**What is expected:** Locate each line in the records containing "Sangiorgio". Copy it.

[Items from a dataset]
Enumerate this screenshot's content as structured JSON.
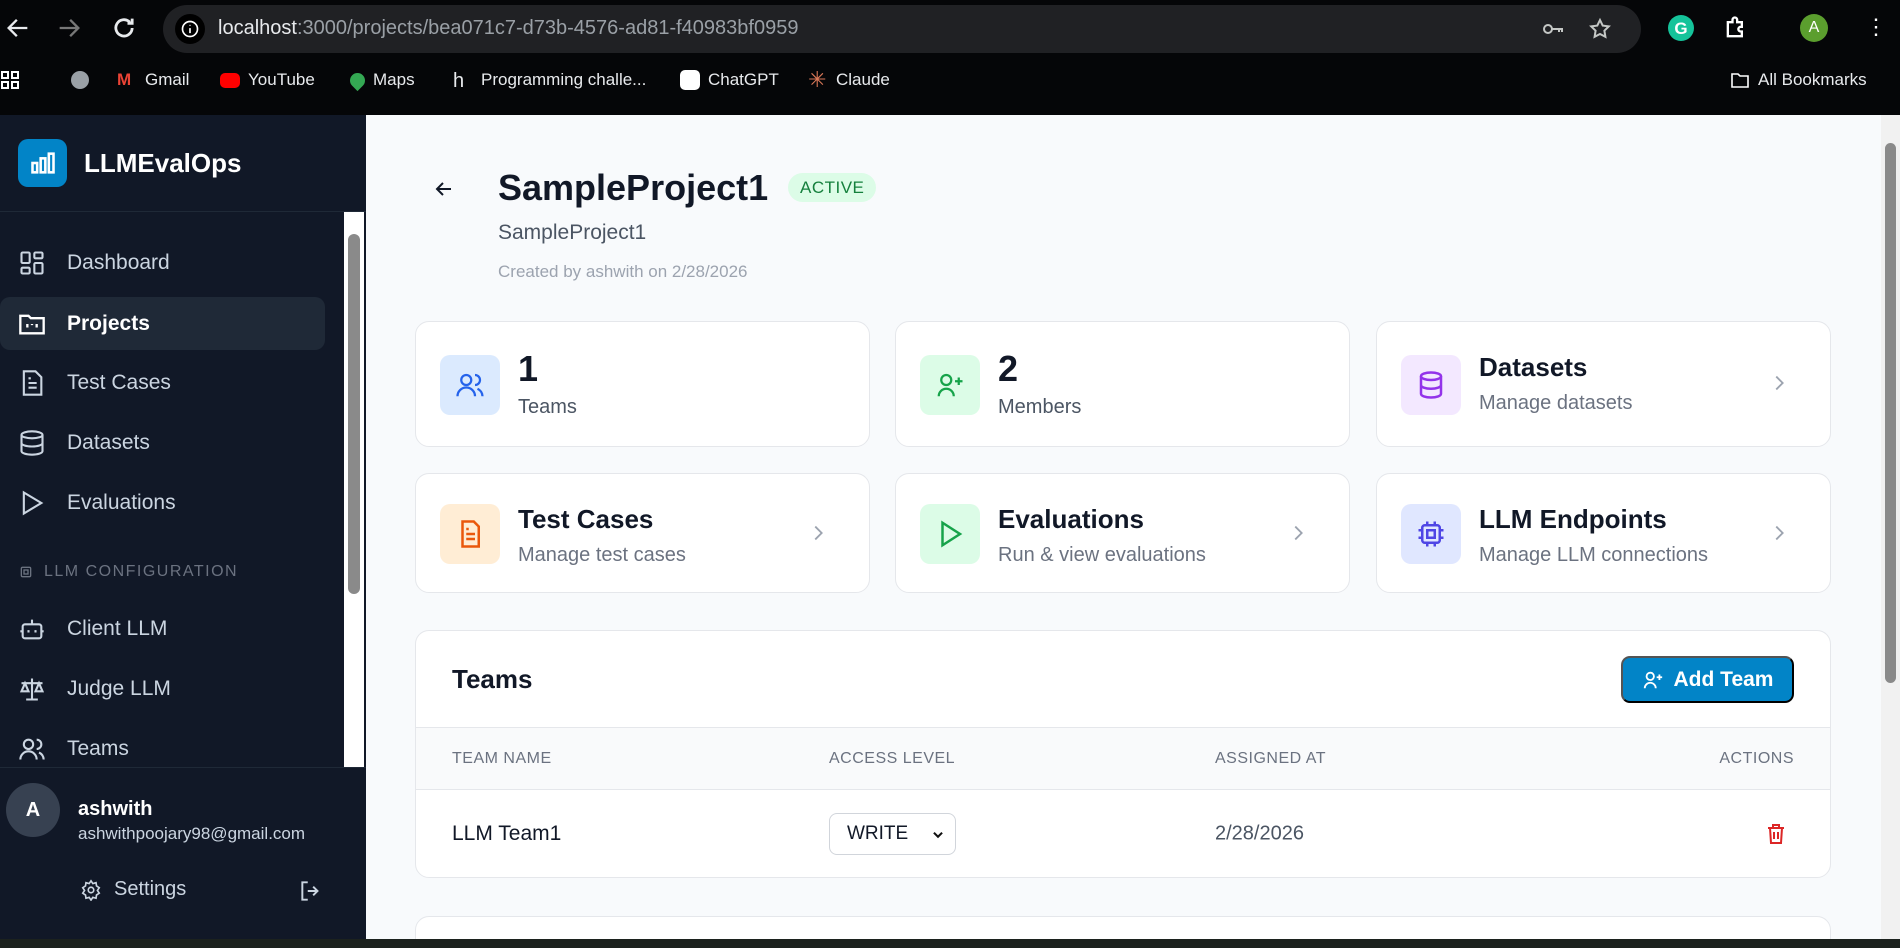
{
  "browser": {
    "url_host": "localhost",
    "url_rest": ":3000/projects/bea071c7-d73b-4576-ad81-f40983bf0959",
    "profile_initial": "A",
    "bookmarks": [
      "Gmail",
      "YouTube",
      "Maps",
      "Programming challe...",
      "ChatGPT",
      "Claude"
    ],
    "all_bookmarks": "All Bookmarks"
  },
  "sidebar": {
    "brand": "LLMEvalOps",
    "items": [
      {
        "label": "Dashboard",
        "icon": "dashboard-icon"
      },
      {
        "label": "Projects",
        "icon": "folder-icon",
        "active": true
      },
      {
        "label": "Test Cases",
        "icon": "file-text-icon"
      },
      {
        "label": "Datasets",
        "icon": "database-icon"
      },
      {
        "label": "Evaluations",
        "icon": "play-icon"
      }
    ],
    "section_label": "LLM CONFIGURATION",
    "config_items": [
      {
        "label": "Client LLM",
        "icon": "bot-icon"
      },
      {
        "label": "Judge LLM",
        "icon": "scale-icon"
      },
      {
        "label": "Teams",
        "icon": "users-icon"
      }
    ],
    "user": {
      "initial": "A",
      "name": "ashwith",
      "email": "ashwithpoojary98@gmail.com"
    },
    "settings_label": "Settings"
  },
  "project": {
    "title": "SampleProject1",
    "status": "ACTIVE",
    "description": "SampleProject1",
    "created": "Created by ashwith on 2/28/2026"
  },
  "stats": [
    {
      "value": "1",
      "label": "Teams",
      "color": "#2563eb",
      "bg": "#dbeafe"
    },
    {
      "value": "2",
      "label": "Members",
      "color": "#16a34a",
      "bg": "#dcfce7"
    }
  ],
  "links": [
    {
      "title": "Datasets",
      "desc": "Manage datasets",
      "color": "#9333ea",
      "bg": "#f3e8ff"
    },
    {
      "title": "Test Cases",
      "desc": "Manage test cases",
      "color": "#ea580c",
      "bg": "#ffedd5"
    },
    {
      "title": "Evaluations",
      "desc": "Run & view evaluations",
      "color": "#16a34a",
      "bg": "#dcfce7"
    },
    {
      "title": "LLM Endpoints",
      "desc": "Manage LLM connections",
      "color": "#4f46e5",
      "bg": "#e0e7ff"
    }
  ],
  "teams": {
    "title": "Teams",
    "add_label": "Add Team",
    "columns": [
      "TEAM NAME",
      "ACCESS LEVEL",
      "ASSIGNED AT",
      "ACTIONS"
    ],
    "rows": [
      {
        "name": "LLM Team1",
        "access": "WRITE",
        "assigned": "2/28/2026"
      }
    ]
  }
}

...

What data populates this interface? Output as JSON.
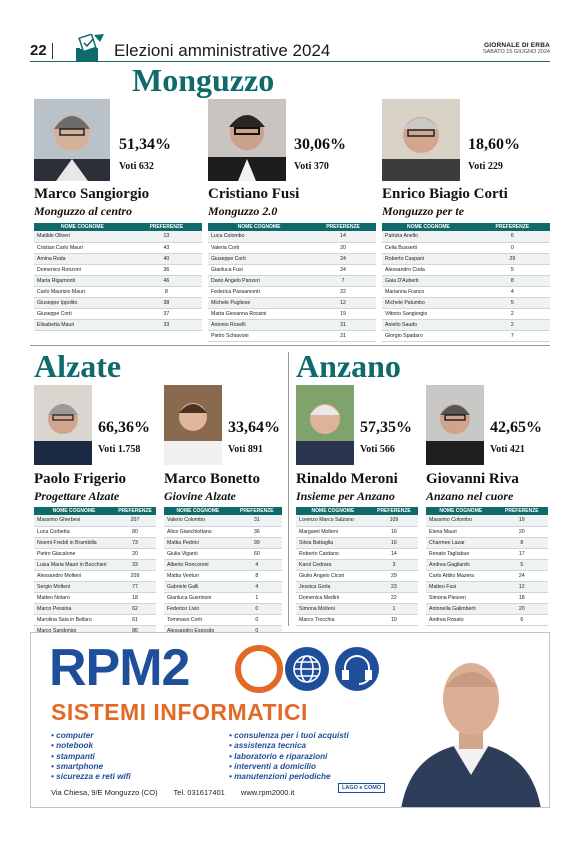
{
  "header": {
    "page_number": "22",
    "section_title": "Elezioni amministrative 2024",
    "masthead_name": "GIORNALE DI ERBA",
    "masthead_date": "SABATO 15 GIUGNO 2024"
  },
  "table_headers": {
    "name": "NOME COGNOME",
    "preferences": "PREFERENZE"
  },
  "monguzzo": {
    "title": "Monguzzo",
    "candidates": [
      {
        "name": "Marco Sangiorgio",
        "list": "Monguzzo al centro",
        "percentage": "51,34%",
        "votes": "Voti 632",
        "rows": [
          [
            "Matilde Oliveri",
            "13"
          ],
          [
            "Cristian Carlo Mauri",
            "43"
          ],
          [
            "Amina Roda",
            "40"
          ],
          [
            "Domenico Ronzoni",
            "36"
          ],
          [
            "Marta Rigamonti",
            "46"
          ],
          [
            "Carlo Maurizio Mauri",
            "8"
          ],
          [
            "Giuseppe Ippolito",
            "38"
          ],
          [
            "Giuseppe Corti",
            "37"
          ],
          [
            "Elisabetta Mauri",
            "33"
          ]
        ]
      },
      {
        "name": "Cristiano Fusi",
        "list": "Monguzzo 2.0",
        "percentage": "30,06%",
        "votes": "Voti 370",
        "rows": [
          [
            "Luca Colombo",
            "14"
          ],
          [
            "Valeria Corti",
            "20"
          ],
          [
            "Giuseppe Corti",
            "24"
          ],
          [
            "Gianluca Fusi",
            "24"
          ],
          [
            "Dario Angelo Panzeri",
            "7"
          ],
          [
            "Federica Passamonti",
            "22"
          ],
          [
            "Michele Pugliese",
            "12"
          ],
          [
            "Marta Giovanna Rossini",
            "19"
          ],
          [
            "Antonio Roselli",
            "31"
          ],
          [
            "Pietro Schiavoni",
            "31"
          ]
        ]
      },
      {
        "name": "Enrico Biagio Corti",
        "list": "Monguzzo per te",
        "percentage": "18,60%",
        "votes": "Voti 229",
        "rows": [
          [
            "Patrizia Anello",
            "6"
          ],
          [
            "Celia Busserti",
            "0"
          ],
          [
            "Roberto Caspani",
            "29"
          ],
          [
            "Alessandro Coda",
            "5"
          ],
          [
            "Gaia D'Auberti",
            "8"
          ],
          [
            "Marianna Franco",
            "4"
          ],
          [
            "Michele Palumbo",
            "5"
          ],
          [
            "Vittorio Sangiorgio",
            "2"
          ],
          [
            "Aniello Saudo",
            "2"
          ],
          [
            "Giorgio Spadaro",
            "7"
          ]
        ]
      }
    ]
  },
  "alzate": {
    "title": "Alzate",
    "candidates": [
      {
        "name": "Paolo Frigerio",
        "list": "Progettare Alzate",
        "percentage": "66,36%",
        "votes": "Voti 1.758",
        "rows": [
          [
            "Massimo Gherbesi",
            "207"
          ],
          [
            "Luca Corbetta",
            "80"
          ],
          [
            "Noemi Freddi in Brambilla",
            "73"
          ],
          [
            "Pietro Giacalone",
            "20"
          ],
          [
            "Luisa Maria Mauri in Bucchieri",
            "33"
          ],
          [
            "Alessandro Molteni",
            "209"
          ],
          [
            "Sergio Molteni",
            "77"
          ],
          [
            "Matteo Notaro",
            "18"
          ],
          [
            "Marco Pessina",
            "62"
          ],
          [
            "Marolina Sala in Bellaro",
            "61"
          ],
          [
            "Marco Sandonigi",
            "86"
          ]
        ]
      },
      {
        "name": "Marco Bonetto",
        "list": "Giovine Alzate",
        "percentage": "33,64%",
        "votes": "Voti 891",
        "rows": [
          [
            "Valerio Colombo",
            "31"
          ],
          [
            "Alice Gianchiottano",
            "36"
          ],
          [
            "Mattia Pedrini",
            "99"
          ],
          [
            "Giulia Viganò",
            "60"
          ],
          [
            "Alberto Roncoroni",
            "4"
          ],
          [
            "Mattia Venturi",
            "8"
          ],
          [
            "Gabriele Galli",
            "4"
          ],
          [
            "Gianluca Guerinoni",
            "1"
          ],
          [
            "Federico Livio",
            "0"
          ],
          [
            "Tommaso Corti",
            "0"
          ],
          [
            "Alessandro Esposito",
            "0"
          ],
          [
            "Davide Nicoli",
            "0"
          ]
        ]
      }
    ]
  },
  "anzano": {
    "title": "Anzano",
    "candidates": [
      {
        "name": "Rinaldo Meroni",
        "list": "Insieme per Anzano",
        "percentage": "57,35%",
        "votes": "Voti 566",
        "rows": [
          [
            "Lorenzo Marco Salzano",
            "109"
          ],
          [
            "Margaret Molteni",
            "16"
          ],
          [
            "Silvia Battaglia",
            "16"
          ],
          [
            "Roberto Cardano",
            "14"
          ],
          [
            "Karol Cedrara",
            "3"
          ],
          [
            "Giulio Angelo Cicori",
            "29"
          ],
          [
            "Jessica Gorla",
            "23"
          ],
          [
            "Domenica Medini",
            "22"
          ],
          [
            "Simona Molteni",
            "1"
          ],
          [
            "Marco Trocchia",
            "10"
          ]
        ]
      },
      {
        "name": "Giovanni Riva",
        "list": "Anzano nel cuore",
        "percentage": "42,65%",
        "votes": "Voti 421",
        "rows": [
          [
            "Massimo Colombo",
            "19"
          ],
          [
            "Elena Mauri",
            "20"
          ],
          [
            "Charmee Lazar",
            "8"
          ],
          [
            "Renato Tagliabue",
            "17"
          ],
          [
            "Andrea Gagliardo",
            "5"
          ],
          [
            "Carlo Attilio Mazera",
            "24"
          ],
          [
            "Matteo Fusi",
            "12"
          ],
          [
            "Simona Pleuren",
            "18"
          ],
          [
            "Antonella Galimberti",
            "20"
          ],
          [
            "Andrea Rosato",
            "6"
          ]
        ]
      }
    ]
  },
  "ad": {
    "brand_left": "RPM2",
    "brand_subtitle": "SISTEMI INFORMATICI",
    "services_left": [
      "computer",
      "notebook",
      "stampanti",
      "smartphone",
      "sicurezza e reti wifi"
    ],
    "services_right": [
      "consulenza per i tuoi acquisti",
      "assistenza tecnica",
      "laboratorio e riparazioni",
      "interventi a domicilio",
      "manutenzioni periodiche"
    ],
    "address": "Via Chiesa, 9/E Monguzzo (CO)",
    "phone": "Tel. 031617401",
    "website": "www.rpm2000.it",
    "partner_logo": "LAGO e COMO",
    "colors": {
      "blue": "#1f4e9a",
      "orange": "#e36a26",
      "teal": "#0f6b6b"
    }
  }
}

* * *

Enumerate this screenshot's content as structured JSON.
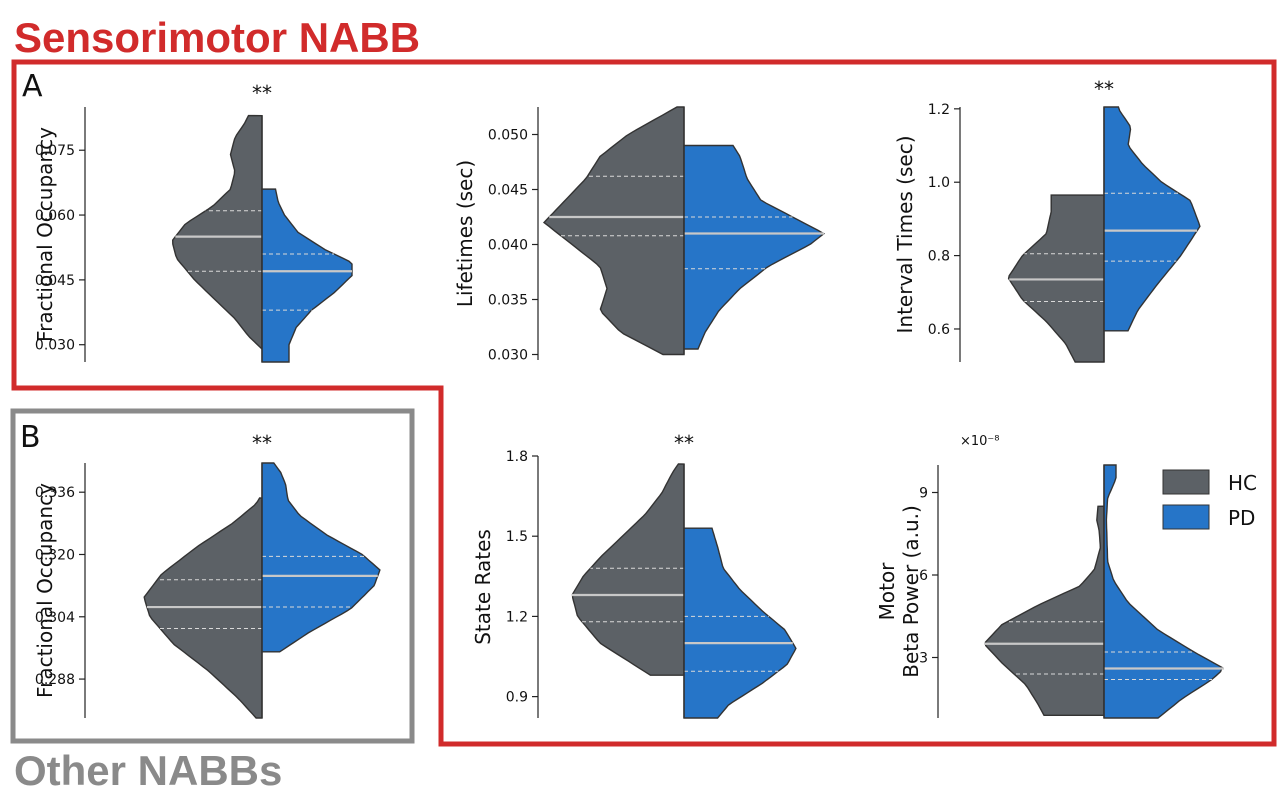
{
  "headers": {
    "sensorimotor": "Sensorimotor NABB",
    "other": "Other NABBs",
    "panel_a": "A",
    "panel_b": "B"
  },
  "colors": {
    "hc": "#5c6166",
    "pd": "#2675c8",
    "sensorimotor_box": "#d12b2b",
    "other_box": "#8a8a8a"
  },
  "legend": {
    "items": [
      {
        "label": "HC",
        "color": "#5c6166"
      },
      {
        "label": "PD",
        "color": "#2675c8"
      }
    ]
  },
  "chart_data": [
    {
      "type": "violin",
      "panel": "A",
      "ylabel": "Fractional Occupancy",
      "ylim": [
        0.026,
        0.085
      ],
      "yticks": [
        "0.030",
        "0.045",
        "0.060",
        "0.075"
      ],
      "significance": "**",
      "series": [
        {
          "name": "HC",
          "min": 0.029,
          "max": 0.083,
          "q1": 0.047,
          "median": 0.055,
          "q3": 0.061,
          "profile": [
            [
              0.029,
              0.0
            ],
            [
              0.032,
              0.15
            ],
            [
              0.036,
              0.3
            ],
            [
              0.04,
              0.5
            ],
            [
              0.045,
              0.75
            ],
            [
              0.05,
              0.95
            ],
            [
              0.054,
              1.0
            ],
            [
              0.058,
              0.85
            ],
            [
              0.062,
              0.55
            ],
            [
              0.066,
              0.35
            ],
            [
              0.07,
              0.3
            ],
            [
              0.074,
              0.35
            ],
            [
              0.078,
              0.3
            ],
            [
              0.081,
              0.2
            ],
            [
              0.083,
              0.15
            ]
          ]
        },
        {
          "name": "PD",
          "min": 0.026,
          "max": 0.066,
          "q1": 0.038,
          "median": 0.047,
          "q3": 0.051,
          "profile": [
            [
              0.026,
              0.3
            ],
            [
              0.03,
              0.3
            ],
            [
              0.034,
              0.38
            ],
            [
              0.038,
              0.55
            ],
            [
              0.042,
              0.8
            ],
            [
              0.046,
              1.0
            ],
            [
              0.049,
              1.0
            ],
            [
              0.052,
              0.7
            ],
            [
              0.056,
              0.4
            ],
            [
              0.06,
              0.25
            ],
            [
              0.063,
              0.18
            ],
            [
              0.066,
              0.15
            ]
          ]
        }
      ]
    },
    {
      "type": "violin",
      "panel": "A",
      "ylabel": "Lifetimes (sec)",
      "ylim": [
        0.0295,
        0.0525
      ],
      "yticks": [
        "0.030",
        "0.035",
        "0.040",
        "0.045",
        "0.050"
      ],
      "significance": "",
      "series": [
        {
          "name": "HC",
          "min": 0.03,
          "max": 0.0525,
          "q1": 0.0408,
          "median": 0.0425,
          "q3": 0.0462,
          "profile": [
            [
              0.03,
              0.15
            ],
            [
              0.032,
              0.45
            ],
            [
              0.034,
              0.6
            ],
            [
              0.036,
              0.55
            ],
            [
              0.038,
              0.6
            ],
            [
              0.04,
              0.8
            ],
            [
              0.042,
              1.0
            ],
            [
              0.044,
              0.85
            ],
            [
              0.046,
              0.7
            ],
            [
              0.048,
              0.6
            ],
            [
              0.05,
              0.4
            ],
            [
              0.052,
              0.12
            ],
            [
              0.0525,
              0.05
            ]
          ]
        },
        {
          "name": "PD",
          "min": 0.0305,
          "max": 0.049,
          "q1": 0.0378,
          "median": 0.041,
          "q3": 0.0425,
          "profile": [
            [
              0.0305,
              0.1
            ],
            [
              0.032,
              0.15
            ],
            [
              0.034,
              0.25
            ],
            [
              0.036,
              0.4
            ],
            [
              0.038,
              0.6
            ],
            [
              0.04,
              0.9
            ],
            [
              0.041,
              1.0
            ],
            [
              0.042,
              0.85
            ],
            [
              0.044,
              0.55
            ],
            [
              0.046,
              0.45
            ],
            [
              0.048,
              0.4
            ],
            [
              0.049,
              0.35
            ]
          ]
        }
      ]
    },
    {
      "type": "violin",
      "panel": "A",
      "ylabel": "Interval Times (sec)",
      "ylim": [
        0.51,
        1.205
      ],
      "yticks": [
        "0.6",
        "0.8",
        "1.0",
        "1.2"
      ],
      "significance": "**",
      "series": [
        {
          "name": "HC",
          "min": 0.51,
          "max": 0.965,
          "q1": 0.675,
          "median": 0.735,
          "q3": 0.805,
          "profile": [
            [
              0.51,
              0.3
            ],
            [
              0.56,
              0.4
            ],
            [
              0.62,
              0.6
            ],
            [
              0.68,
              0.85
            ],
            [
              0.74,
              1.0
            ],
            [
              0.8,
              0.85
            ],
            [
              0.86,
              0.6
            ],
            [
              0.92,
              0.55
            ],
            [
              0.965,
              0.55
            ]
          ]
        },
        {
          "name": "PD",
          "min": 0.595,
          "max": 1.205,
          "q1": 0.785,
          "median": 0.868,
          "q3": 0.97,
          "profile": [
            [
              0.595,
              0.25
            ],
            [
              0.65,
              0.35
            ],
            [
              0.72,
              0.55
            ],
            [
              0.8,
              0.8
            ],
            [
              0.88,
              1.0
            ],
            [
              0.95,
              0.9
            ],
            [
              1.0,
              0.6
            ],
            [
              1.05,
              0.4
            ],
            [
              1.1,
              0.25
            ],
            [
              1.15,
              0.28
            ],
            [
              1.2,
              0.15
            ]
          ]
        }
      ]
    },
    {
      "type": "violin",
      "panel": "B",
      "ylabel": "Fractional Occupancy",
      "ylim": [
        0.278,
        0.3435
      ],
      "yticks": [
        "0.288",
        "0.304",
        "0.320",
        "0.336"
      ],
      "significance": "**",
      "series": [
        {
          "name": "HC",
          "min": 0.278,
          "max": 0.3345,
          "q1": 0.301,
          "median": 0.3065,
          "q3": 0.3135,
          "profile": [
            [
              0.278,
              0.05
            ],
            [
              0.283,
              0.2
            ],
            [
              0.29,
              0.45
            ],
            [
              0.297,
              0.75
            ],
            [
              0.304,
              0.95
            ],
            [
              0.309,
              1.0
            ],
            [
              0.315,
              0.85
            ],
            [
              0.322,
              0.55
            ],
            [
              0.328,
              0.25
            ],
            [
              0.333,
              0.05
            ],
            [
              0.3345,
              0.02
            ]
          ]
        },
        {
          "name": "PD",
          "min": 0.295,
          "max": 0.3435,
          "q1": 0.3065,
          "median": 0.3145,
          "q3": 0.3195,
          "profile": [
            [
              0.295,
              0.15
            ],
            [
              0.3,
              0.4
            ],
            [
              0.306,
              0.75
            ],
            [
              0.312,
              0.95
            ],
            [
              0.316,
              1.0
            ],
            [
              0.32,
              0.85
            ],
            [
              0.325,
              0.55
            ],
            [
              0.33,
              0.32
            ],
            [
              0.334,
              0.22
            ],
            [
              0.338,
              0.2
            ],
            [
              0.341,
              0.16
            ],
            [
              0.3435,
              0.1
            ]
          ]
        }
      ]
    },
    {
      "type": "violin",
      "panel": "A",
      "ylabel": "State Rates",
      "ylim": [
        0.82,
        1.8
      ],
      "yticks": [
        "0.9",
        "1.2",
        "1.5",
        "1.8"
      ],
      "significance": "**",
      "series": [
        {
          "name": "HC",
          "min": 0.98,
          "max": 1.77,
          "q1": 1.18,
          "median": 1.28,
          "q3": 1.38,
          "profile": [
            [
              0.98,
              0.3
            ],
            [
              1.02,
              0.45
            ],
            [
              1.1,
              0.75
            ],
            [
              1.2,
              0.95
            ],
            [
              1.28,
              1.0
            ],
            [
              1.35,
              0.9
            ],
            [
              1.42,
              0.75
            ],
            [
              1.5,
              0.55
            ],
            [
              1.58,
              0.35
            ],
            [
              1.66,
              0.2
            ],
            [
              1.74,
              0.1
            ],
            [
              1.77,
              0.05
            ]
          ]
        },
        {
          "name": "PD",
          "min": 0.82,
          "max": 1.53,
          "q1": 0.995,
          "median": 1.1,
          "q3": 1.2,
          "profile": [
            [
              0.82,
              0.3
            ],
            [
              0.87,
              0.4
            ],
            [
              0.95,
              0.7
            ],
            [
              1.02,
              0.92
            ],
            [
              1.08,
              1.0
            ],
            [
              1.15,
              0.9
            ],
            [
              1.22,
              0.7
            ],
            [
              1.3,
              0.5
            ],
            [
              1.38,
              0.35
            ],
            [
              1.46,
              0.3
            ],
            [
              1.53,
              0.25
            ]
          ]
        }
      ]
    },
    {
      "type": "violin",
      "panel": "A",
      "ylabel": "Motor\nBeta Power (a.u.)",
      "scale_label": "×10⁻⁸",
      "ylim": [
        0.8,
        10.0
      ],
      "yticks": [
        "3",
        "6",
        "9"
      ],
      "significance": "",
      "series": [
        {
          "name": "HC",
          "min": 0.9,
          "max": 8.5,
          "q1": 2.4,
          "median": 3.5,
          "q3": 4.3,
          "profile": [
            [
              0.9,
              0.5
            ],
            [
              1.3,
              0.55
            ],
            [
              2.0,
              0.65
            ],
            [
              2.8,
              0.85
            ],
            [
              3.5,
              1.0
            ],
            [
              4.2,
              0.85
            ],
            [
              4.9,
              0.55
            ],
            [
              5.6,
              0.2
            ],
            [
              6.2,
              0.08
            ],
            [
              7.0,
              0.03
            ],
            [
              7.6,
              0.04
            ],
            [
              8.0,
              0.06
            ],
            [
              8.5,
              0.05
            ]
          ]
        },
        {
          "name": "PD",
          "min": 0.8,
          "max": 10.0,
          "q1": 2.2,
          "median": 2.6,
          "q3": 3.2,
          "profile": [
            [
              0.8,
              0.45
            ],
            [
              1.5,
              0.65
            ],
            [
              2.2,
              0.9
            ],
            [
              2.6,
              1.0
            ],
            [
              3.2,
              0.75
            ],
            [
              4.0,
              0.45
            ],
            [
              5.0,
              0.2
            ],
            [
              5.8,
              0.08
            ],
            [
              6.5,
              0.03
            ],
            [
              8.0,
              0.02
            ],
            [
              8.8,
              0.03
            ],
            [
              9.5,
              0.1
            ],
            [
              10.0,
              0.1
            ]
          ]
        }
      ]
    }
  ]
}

**Answer to the task:**
        "name": "Marco Sangiorgio",
            "Vittorio Sangiorgio",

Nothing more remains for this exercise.